===== PROVIDED DATA =====
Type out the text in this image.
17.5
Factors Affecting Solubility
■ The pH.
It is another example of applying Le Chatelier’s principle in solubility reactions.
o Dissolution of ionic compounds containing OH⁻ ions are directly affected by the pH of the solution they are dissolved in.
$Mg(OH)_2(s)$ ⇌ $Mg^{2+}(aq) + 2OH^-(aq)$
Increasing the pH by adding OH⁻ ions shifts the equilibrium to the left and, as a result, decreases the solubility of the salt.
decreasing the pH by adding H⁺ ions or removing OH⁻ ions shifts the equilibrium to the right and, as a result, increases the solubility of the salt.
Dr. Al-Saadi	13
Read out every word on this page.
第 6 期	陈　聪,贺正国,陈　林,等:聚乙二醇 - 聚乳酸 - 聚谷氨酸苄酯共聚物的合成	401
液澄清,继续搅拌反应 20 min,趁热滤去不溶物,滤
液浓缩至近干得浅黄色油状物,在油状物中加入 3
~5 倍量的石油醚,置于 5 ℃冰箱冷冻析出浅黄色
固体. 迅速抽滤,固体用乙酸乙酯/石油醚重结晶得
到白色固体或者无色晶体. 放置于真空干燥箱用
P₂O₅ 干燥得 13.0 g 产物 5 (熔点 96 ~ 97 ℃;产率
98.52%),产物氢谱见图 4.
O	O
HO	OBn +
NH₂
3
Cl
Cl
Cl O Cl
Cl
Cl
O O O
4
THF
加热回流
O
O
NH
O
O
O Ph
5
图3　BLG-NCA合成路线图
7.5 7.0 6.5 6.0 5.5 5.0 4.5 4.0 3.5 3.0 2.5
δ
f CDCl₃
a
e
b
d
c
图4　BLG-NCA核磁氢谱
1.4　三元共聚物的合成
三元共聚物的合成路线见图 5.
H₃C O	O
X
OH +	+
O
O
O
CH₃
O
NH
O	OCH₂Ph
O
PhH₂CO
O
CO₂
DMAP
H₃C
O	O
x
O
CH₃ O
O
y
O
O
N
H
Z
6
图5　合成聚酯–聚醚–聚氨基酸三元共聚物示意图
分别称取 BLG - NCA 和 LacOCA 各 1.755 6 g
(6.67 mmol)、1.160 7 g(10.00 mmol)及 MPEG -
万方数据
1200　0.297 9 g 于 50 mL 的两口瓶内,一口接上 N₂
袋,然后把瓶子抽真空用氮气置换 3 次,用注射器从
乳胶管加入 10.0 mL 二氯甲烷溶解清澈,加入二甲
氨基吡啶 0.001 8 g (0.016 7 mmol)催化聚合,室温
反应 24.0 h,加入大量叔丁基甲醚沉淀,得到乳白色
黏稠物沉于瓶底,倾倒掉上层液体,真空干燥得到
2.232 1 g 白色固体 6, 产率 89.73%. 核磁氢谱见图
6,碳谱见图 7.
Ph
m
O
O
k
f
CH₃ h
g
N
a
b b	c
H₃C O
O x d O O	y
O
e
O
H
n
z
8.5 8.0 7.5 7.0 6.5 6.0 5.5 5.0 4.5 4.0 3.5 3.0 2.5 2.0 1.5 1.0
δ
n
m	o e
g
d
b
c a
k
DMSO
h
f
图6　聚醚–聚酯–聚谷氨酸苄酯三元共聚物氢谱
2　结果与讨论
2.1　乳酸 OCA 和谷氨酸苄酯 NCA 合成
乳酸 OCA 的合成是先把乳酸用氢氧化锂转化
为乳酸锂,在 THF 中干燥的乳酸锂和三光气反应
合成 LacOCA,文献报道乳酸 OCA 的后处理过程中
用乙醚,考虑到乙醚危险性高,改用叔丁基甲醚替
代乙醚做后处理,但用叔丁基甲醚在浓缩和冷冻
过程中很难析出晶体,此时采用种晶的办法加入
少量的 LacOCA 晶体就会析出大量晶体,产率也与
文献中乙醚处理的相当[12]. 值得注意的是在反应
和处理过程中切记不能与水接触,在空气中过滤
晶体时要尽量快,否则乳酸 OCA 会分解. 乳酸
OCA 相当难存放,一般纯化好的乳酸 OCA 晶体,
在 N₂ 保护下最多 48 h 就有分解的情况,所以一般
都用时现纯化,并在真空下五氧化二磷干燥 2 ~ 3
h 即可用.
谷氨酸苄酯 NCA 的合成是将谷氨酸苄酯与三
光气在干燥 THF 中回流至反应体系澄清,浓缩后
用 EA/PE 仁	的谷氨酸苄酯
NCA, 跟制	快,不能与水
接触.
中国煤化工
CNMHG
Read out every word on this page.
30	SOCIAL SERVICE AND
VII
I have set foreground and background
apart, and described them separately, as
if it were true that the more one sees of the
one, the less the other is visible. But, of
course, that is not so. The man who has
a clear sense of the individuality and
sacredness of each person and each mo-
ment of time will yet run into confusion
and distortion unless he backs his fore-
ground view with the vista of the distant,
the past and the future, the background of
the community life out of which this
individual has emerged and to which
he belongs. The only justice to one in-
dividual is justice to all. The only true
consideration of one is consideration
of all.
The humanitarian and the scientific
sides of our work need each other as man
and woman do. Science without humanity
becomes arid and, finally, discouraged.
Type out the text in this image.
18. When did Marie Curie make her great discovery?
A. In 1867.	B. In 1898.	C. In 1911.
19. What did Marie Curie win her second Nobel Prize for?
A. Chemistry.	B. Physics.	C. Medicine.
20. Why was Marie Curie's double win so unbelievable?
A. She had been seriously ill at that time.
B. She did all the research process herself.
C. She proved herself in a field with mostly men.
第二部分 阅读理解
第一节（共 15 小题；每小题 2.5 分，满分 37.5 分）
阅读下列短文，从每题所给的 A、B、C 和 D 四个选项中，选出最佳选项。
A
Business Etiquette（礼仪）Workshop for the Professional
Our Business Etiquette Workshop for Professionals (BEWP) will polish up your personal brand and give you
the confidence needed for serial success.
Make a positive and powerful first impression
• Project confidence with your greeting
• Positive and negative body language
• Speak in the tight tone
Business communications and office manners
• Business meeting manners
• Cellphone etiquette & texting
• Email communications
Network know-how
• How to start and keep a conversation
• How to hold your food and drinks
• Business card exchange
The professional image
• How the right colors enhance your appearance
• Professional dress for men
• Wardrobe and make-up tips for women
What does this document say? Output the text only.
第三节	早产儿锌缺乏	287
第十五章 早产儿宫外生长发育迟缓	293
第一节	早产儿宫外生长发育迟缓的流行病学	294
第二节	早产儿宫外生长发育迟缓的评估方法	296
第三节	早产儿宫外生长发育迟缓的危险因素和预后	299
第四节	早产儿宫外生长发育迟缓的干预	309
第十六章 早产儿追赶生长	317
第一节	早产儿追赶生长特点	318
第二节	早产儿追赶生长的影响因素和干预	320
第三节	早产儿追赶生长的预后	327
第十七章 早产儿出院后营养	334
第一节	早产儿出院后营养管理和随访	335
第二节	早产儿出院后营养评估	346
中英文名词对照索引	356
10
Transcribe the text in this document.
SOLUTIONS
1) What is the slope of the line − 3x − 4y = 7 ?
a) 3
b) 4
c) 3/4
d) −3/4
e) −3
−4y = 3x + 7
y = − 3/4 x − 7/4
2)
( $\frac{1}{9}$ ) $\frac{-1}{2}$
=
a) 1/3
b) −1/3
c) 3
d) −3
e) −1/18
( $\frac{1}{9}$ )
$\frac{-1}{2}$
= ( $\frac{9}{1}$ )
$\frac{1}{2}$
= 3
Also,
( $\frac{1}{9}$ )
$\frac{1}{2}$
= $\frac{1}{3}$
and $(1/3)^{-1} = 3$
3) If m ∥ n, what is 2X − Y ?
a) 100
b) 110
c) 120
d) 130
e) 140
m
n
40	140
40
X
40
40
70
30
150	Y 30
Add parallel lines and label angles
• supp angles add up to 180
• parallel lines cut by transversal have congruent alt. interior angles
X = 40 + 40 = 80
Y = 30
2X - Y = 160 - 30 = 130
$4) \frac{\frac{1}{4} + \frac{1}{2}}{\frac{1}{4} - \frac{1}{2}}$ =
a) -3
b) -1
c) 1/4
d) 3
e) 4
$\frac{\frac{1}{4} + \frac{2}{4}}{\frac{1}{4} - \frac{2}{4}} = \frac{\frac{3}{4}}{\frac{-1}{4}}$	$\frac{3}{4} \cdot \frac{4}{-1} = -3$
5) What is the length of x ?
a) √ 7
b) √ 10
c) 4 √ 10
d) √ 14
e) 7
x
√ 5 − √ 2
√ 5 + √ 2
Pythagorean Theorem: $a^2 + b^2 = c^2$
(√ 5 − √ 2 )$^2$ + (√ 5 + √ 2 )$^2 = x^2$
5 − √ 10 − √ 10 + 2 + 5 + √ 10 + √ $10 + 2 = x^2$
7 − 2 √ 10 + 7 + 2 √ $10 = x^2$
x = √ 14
=====
> [TASK OBJECTIVE]: Every line that holds the string "equilibrium" should be returned.

> [WRITTEN REPLY]:
Increasing the pH by adding OH⁻ ions shifts the equilibrium to the left and, as a result, decreases the solubility of the salt.
decreasing the pH by adding H⁺ ions or removing OH⁻ ions shifts the equilibrium to the right and, as a result, increases the solubility of the salt.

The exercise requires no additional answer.